• THINGS TO DO:
[1] List the decor features the Tulse Hill Hotel review gives in parentheses.
[2] According to the Tulse Hill Hotel review, how many rooms are upstairs?
[3] Please continue the Tulse Hill Hotel review, starting after its last sentence.

-- begin EXCERPT TO READ --

Restaurants, Contemporary European Tulse Hill
Tulse Hill Hotel
Tulse Hill Hotel
Tulse Hill Hotel
Tulse Hill Hotel
Tulse Hill Hotel
Tulse Hill Hotel
Tulse Hill Hotel

Time Out says

A gastropub with rooms serving food that surpasses the usual culinary expectations of posh pub dining

At the start of 2014, the postcode for Tulse Hill – SE24 – achieved the ignoble distinction of being the most burgled in London. This came as a shock to residents, as the area is considered ‘on the up’. Some analysts argued that that might be precisely the problem: new wealth, and the gentrification that comes with it, can attract the light-fingered.

If you wanted a poster child for the gentrification of Tulse Hill, this new restaurant and boutique hotel (9 plushed-up rooms upstairs) would be it. Ostensibly the restaurant is just another ‘dining room at the back of a pub’, leading straight on from the main bar and sharing its buzz and handsome yet laidback decor (heritage paints, bare tables, oversized chandeliers). But eating and drinking here is a fair whack above the usual gastropub.

-- end EXCERPT TO READ --
-- begin STORED RECORDS --

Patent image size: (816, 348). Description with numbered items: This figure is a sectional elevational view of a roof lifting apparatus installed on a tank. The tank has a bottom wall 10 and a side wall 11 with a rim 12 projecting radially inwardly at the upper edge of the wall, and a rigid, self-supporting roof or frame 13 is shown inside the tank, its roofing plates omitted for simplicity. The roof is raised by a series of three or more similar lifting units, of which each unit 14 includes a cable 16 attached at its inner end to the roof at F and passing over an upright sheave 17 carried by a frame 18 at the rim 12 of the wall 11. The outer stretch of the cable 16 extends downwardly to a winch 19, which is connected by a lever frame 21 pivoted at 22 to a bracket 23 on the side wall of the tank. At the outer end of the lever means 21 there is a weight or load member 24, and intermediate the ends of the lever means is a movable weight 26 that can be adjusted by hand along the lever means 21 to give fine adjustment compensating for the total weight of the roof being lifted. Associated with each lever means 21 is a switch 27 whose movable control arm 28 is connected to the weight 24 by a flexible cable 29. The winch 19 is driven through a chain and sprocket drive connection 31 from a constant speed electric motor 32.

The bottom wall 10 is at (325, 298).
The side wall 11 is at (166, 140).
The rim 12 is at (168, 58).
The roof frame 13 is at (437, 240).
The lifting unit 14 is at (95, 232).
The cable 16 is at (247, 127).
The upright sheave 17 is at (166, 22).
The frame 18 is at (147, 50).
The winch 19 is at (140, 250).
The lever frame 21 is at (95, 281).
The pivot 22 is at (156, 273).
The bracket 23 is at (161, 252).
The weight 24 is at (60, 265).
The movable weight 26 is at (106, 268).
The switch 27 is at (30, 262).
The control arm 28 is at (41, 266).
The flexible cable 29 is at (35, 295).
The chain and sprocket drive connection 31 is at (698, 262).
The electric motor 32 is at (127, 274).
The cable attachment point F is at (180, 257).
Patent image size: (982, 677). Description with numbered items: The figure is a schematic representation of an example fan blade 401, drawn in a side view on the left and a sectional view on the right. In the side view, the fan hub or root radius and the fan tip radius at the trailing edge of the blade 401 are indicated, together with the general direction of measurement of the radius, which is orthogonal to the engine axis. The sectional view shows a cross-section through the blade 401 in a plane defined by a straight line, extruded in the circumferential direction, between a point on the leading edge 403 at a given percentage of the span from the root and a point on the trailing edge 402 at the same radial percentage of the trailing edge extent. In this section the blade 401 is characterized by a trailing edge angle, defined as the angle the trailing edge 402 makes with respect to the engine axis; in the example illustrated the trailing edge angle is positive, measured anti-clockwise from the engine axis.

-- end STORED RECORDS --

• RESULTS FOR EACH TASK:
[1]
- Heritage paints
- Bare tables
- Oversized chandeliers

[2] Nine.

[3]
The menu is Brit-meets-the-Med (in particular, southern Spain and north Africa), with the small plates the most interesting: one stand-out was a crisp-edged piece of mutton over a light, creamy houmous and excellent own-made dukka (mixing toasted cumin, coriander and sesame seeds with crushed toasted hazelnuts). Also good was a three-ways ‘cauliflower cheese’ – cheesy croquetas, charred slices, creamy, delicate sauce – even if the sweet-smoky chipotle jam was overkill. And deliciously salty halloumi paired well with whole roast okra and curry leaves.

Desserts were equally memorable: our warm honey cake, with crushed pistachios, a smear of lavender cream and milk ice cream, was a delight. In between, main courses, such as the ‘sirloin, chop, marrow, bones and oxtail pie’ are built for two-to-three, or there are more standard, ‘safe’ options, such as lamb chop and mint sauce or pork chop and quince. We chose instead the nicely charred roast quail with a rich mayo laced with n’duja, the soft, spicy Calabrian sausage which is extremely fashionable at the moment.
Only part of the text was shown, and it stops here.